WHAT YOU WILL DO
Can you copy every row below word for word, leaving out the pictures?
_ _ _ _
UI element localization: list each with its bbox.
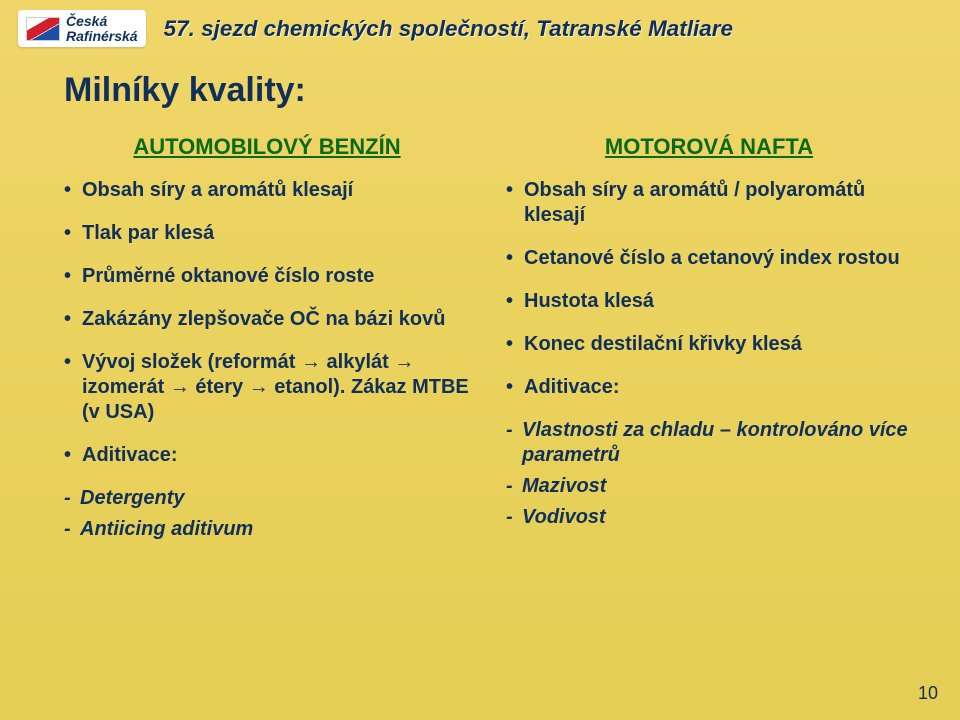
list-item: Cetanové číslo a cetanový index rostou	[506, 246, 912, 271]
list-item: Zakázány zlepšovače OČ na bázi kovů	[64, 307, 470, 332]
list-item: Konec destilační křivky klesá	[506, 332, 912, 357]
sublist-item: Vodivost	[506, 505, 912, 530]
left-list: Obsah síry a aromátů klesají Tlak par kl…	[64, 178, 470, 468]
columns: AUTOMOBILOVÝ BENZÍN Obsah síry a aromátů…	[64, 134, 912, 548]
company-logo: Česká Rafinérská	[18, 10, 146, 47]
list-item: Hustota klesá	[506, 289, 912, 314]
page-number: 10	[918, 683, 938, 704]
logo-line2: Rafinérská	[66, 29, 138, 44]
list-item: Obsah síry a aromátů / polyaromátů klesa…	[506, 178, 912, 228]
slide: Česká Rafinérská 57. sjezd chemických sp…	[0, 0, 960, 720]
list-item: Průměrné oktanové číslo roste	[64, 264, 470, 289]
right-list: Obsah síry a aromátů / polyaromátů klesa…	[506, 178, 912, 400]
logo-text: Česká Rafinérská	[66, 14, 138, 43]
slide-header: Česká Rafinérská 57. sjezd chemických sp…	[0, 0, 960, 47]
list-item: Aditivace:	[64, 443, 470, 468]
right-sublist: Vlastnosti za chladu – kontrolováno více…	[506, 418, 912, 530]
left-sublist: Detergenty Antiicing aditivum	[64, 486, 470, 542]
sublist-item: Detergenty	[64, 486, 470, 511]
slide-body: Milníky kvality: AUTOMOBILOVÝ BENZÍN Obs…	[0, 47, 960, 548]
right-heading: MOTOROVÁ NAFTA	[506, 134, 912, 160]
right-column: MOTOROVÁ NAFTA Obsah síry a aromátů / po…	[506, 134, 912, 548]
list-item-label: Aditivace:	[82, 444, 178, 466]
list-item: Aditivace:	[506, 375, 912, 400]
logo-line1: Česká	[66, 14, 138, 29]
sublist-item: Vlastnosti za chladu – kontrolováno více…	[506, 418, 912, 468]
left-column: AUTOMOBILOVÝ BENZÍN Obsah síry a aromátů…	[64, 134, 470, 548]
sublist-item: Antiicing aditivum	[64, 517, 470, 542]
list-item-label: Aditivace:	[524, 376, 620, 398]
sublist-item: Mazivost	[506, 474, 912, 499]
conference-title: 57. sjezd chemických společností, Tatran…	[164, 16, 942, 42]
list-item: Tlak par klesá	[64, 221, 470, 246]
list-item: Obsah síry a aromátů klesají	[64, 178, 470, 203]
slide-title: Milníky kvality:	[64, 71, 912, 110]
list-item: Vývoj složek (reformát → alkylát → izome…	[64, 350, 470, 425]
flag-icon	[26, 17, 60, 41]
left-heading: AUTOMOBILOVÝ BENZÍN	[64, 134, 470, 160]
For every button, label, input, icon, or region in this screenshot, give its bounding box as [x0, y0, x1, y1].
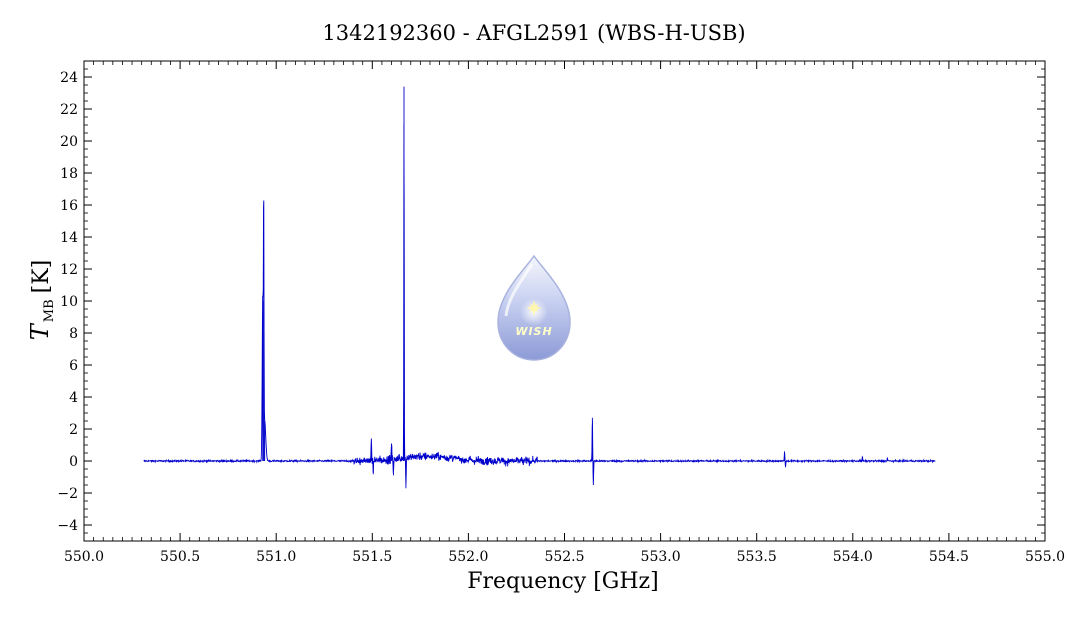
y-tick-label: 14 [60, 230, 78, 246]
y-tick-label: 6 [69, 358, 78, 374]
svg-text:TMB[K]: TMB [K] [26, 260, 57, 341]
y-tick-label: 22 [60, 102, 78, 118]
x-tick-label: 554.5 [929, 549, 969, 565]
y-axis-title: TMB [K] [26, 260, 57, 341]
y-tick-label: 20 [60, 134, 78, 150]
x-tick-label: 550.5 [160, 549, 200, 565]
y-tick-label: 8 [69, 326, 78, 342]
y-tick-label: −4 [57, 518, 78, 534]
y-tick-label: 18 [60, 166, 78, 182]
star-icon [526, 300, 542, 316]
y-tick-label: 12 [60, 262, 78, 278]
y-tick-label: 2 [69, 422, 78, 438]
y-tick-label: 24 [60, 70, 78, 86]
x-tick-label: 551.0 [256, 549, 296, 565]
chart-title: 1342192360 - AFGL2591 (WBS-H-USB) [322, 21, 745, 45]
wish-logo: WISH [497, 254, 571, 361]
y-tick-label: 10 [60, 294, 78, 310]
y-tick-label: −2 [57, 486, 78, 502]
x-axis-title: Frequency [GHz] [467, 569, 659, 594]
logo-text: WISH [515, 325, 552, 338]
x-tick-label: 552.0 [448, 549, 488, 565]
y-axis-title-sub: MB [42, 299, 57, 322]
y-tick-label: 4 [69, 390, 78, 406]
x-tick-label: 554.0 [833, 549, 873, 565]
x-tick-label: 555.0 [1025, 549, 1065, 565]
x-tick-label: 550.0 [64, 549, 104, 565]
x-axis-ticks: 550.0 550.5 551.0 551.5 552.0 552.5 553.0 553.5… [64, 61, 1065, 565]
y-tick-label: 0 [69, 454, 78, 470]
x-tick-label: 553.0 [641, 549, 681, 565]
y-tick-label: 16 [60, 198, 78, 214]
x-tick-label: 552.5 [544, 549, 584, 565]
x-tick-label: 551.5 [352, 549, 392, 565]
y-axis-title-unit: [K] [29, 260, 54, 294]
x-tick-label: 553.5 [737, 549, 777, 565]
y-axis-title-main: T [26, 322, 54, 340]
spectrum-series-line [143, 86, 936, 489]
_ _ _ _
RESULT OF THIS EXERCISE
UI element localization: list each with its bbox.
list-item: Cetanové číslo a cetanový index rostou	[506, 246, 912, 271]
list-item: Zakázány zlepšovače OČ na bázi kovů	[64, 307, 470, 332]
list-item: Konec destilační křivky klesá	[506, 332, 912, 357]
sublist-item: Vodivost	[506, 505, 912, 530]
left-list: Obsah síry a aromátů klesají Tlak par kl…	[64, 178, 470, 468]
columns: AUTOMOBILOVÝ BENZÍN Obsah síry a aromátů…	[64, 134, 912, 548]
company-logo: Česká Rafinérská	[18, 10, 146, 47]
list-item: Hustota klesá	[506, 289, 912, 314]
page-number: 10	[918, 683, 938, 704]
logo-line2: Rafinérská	[66, 29, 138, 44]
list-item: Obsah síry a aromátů / polyaromátů klesa…	[506, 178, 912, 228]
slide: Česká Rafinérská 57. sjezd chemických sp…	[0, 0, 960, 720]
list-item: Průměrné oktanové číslo roste	[64, 264, 470, 289]
right-list: Obsah síry a aromátů / polyaromátů klesa…	[506, 178, 912, 400]
logo-text: Česká Rafinérská	[66, 14, 138, 43]
slide-header: Česká Rafinérská 57. sjezd chemických sp…	[0, 0, 960, 47]
list-item: Aditivace:	[64, 443, 470, 468]
right-sublist: Vlastnosti za chladu – kontrolováno více…	[506, 418, 912, 530]
left-sublist: Detergenty Antiicing aditivum	[64, 486, 470, 542]
sublist-item: Detergenty	[64, 486, 470, 511]
slide-body: Milníky kvality: AUTOMOBILOVÝ BENZÍN Obs…	[0, 47, 960, 548]
right-heading: MOTOROVÁ NAFTA	[506, 134, 912, 160]
right-column: MOTOROVÁ NAFTA Obsah síry a aromátů / po…	[506, 134, 912, 548]
list-item-label: Aditivace:	[82, 444, 178, 466]
list-item: Aditivace:	[506, 375, 912, 400]
logo-line1: Česká	[66, 14, 138, 29]
sublist-item: Vlastnosti za chladu – kontrolováno více…	[506, 418, 912, 468]
left-column: AUTOMOBILOVÝ BENZÍN Obsah síry a aromátů…	[64, 134, 470, 548]
sublist-item: Antiicing aditivum	[64, 517, 470, 542]
list-item-label: Aditivace:	[524, 376, 620, 398]
sublist-item: Mazivost	[506, 474, 912, 499]
conference-title: 57. sjezd chemických společností, Tatran…	[164, 16, 942, 42]
list-item: Tlak par klesá	[64, 221, 470, 246]
list-item: Obsah síry a aromátů klesají	[64, 178, 470, 203]
slide-title: Milníky kvality:	[64, 71, 912, 110]
list-item: Vývoj složek (reformát → alkylát → izome…	[64, 350, 470, 425]
flag-icon	[26, 17, 60, 41]
left-heading: AUTOMOBILOVÝ BENZÍN	[64, 134, 470, 160]
For every button, label, input, icon, or region in this screenshot, give its bounding box as [x0, y0, x1, y1].
y-tick-label: 14 [60, 230, 78, 246]
y-tick-label: 6 [69, 358, 78, 374]
svg-text:TMB[K]: TMB [K] [26, 260, 57, 341]
y-tick-label: 22 [60, 102, 78, 118]
x-tick-label: 554.5 [929, 549, 969, 565]
y-axis-title: TMB [K] [26, 260, 57, 341]
y-tick-label: 20 [60, 134, 78, 150]
x-tick-label: 550.5 [160, 549, 200, 565]
y-tick-label: 8 [69, 326, 78, 342]
y-tick-label: −4 [57, 518, 78, 534]
y-tick-label: 18 [60, 166, 78, 182]
star-icon [526, 300, 542, 316]
y-tick-label: 12 [60, 262, 78, 278]
y-tick-label: 2 [69, 422, 78, 438]
y-tick-label: 24 [60, 70, 78, 86]
x-tick-label: 551.0 [256, 549, 296, 565]
chart-title: 1342192360 - AFGL2591 (WBS-H-USB) [322, 21, 745, 45]
wish-logo: WISH [497, 254, 571, 361]
y-tick-label: 10 [60, 294, 78, 310]
y-tick-label: −2 [57, 486, 78, 502]
x-axis-title: Frequency [GHz] [467, 569, 659, 594]
logo-text: WISH [515, 325, 552, 338]
x-tick-label: 552.0 [448, 549, 488, 565]
y-axis-title-sub: MB [42, 299, 57, 322]
y-tick-label: 4 [69, 390, 78, 406]
x-tick-label: 554.0 [833, 549, 873, 565]
x-tick-label: 555.0 [1025, 549, 1065, 565]
x-tick-label: 550.0 [64, 549, 104, 565]
x-axis-ticks: 550.0 550.5 551.0 551.5 552.0 552.5 553.0 553.5… [64, 61, 1065, 565]
y-tick-label: 0 [69, 454, 78, 470]
x-tick-label: 553.0 [641, 549, 681, 565]
y-tick-label: 16 [60, 198, 78, 214]
x-tick-label: 552.5 [544, 549, 584, 565]
x-tick-label: 551.5 [352, 549, 392, 565]
y-axis-title-unit: [K] [29, 260, 54, 294]
x-tick-label: 553.5 [737, 549, 777, 565]
y-axis-title-main: T [26, 322, 54, 340]
spectrum-series-line [143, 86, 936, 489]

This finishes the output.